» **The request**:
Scan the lines below; pull out those with "JSON".

........

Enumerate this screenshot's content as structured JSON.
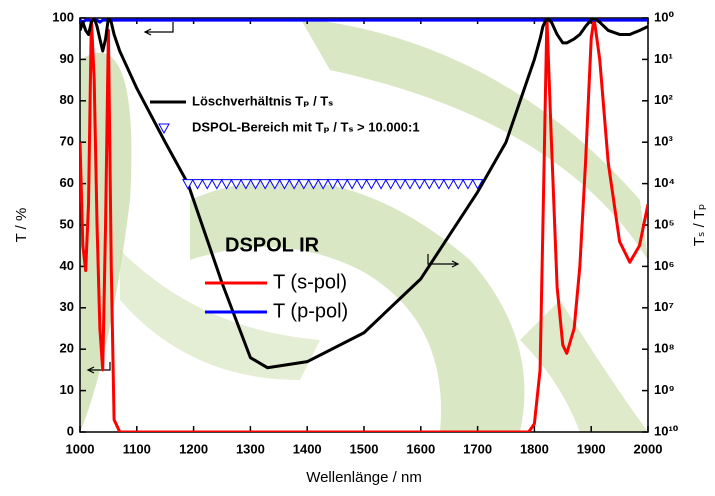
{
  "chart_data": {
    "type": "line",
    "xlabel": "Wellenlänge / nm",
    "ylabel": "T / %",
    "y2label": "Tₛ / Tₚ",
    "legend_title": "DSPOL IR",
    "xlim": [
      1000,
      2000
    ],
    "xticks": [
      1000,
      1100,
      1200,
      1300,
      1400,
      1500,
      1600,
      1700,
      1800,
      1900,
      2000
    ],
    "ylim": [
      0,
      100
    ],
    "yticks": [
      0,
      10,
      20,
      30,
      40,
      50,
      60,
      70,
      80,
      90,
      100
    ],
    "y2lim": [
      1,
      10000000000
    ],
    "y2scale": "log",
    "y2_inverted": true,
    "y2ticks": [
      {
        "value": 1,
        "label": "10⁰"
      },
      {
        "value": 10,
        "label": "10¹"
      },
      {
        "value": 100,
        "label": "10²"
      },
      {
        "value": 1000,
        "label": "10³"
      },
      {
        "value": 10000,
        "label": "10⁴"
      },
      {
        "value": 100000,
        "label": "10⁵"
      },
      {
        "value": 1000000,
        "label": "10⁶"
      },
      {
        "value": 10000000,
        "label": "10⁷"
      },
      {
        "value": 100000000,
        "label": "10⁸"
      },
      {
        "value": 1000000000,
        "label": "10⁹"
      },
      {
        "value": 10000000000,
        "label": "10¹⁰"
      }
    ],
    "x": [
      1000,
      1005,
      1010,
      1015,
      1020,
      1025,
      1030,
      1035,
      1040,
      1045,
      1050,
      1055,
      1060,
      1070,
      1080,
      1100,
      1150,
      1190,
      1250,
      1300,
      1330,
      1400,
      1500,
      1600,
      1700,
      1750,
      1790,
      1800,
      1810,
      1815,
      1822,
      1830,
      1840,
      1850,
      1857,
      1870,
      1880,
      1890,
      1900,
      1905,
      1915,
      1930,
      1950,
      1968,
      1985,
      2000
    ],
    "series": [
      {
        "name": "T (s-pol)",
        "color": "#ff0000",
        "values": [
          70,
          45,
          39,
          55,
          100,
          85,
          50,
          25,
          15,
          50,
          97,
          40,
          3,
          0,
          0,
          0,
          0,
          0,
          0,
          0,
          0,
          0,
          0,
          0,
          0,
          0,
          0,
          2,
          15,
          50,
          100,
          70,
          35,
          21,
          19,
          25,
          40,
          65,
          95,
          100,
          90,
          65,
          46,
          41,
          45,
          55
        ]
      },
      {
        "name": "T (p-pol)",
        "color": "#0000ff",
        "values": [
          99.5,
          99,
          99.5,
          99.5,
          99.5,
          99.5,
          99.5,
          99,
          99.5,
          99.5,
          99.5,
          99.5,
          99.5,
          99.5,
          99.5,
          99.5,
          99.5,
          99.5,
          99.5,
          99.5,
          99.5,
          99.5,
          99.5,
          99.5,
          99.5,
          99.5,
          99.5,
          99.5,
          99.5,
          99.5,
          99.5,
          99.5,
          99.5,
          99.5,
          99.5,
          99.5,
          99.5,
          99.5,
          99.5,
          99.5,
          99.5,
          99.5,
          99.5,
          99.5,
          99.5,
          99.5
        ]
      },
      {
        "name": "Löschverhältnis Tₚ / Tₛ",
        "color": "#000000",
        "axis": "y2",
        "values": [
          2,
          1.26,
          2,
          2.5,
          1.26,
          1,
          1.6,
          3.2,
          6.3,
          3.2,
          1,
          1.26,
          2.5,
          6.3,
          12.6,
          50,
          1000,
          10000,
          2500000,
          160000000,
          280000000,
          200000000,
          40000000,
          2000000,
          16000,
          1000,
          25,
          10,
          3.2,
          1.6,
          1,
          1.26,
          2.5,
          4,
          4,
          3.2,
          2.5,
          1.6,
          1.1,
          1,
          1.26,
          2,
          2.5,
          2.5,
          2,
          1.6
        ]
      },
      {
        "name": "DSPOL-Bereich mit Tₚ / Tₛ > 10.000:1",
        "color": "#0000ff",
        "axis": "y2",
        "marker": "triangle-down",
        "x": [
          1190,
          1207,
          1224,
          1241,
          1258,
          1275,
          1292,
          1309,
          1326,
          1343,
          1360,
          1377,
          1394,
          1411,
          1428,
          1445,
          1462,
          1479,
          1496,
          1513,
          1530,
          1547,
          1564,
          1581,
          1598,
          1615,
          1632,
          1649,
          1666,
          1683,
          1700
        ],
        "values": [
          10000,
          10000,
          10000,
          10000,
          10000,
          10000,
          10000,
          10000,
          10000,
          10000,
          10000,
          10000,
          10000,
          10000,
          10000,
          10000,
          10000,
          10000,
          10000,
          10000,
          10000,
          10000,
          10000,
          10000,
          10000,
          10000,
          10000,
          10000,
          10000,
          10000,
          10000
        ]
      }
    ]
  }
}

........

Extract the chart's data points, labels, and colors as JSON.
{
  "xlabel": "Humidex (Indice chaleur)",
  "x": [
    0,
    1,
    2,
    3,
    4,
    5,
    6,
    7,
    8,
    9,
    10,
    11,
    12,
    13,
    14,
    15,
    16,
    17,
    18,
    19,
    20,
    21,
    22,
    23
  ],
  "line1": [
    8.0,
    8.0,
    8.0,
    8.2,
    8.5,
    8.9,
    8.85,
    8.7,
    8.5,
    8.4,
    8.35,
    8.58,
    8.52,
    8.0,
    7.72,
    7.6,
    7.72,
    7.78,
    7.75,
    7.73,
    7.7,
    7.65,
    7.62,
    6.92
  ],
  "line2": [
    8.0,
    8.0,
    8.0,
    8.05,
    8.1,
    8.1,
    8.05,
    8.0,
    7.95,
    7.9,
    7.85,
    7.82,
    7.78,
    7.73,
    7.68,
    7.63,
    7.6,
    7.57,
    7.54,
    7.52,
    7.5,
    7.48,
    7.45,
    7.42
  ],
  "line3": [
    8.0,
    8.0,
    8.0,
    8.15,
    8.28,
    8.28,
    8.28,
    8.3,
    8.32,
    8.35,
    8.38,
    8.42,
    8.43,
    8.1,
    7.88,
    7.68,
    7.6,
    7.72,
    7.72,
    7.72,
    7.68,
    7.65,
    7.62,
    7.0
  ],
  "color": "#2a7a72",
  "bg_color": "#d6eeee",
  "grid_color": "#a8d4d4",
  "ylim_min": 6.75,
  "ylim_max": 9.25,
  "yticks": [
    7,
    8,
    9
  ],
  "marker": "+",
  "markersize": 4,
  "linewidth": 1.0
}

........

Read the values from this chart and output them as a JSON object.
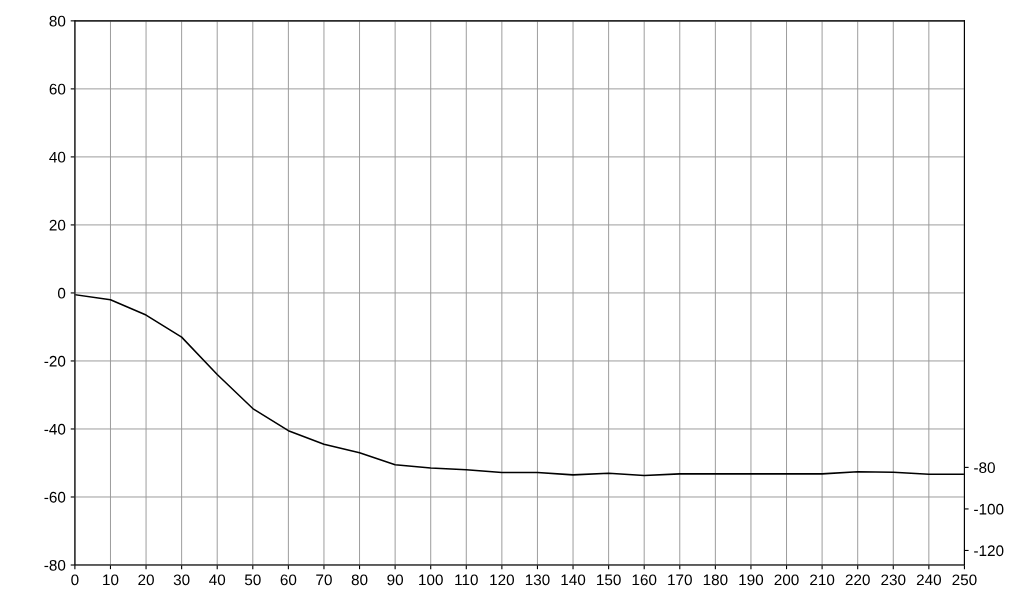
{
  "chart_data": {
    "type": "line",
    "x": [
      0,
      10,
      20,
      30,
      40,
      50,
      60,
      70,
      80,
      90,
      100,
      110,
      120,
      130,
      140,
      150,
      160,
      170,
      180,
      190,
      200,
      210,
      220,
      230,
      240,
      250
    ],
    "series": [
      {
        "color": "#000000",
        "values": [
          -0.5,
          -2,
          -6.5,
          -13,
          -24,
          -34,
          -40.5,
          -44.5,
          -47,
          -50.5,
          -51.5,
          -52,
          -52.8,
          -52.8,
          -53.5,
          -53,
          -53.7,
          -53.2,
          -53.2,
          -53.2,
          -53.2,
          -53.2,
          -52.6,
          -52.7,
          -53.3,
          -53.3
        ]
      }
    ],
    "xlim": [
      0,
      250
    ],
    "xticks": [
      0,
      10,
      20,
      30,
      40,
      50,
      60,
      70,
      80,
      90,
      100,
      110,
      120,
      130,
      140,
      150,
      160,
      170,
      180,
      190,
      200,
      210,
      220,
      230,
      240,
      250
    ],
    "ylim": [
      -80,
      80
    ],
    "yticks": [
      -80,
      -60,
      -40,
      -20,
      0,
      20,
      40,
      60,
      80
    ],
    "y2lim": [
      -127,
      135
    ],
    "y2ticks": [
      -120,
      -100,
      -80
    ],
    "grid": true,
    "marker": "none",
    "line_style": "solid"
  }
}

........

» **Written reply**:
Enumerate this screenshot's content as structured JSON.
Extract the chart's data points, labels, and colors as JSON.
Read the values from this chart and output them as a JSON object.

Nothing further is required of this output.